** begin Excerpted records **
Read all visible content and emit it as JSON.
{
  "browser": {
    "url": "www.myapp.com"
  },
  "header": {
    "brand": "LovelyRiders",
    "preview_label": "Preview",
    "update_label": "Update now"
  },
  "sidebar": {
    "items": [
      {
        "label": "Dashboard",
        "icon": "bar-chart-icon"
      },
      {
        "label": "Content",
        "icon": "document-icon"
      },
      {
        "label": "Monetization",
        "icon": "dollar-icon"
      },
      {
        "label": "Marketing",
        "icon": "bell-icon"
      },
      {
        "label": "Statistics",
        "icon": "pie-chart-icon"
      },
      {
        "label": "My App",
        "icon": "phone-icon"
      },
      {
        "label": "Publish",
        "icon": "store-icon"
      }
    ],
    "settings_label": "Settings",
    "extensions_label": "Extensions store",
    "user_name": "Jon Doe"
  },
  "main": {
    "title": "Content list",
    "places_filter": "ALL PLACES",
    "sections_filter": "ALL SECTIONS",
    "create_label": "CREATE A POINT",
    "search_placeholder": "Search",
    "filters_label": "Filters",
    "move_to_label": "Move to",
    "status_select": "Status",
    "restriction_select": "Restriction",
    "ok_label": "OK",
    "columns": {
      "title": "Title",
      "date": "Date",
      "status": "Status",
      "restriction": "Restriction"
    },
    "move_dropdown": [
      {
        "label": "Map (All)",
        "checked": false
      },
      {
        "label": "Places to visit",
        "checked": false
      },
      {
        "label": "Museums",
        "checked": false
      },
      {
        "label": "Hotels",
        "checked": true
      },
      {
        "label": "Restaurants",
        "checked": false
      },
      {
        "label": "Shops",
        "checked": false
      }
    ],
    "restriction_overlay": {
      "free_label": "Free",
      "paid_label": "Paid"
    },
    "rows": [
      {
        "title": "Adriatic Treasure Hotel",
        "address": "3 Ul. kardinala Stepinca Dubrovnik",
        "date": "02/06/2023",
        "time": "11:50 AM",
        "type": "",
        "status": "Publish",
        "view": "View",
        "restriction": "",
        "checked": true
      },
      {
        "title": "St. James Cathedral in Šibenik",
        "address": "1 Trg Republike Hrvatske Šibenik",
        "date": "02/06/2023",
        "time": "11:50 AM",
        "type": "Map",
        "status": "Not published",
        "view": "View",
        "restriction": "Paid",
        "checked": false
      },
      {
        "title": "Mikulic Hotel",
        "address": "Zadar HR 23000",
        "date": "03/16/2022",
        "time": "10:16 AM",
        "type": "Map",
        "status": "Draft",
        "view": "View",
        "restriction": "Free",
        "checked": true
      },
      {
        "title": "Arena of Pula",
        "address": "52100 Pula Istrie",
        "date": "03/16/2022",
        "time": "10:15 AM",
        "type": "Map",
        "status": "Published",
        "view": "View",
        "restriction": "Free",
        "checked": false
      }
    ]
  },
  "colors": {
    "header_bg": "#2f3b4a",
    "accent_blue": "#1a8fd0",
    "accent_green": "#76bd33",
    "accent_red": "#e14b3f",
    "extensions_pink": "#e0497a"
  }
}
** end Excerpted records **
#### What is expected:
Working from the material above, retype it in its entirety without change.

#### Exercise answer:
Read all visible content and emit it as JSON.
{
  "browser": {
    "url": "www.myapp.com"
  },
  "header": {
    "brand": "LovelyRiders",
    "preview_label": "Preview",
    "update_label": "Update now"
  },
  "sidebar": {
    "items": [
      {
        "label": "Dashboard",
        "icon": "bar-chart-icon"
      },
      {
        "label": "Content",
        "icon": "document-icon"
      },
      {
        "label": "Monetization",
        "icon": "dollar-icon"
      },
      {
        "label": "Marketing",
        "icon": "bell-icon"
      },
      {
        "label": "Statistics",
        "icon": "pie-chart-icon"
      },
      {
        "label": "My App",
        "icon": "phone-icon"
      },
      {
        "label": "Publish",
        "icon": "store-icon"
      }
    ],
    "settings_label": "Settings",
    "extensions_label": "Extensions store",
    "user_name": "Jon Doe"
  },
  "main": {
    "title": "Content list",
    "places_filter": "ALL PLACES",
    "sections_filter": "ALL SECTIONS",
    "create_label": "CREATE A POINT",
    "search_placeholder": "Search",
    "filters_label": "Filters",
    "move_to_label": "Move to",
    "status_select": "Status",
    "restriction_select": "Restriction",
    "ok_label": "OK",
    "columns": {
      "title": "Title",
      "date": "Date",
      "status": "Status",
      "restriction": "Restriction"
    },
    "move_dropdown": [
      {
        "label": "Map (All)",
        "checked": false
      },
      {
        "label": "Places to visit",
        "checked": false
      },
      {
        "label": "Museums",
        "checked": false
      },
      {
        "label": "Hotels",
        "checked": true
      },
      {
        "label": "Restaurants",
        "checked": false
      },
      {
        "label": "Shops",
        "checked": false
      }
    ],
    "restriction_overlay": {
      "free_label": "Free",
      "paid_label": "Paid"
    },
    "rows": [
      {
        "title": "Adriatic Treasure Hotel",
        "address": "3 Ul. kardinala Stepinca Dubrovnik",
        "date": "02/06/2023",
        "time": "11:50 AM",
        "type": "",
        "status": "Publish",
        "view": "View",
        "restriction": "",
        "checked": true
      },
      {
        "title": "St. James Cathedral in Šibenik",
        "address": "1 Trg Republike Hrvatske Šibenik",
        "date": "02/06/2023",
        "time": "11:50 AM",
        "type": "Map",
        "status": "Not published",
        "view": "View",
        "restriction": "Paid",
        "checked": false
      },
      {
        "title": "Mikulic Hotel",
        "address": "Zadar HR 23000",
        "date": "03/16/2022",
        "time": "10:16 AM",
        "type": "Map",
        "status": "Draft",
        "view": "View",
        "restriction": "Free",
        "checked": true
      },
      {
        "title": "Arena of Pula",
        "address": "52100 Pula Istrie",
        "date": "03/16/2022",
        "time": "10:15 AM",
        "type": "Map",
        "status": "Published",
        "view": "View",
        "restriction": "Free",
        "checked": false
      }
    ]
  },
  "colors": {
    "header_bg": "#2f3b4a",
    "accent_blue": "#1a8fd0",
    "accent_green": "#76bd33",
    "accent_red": "#e14b3f",
    "extensions_pink": "#e0497a"
  }
}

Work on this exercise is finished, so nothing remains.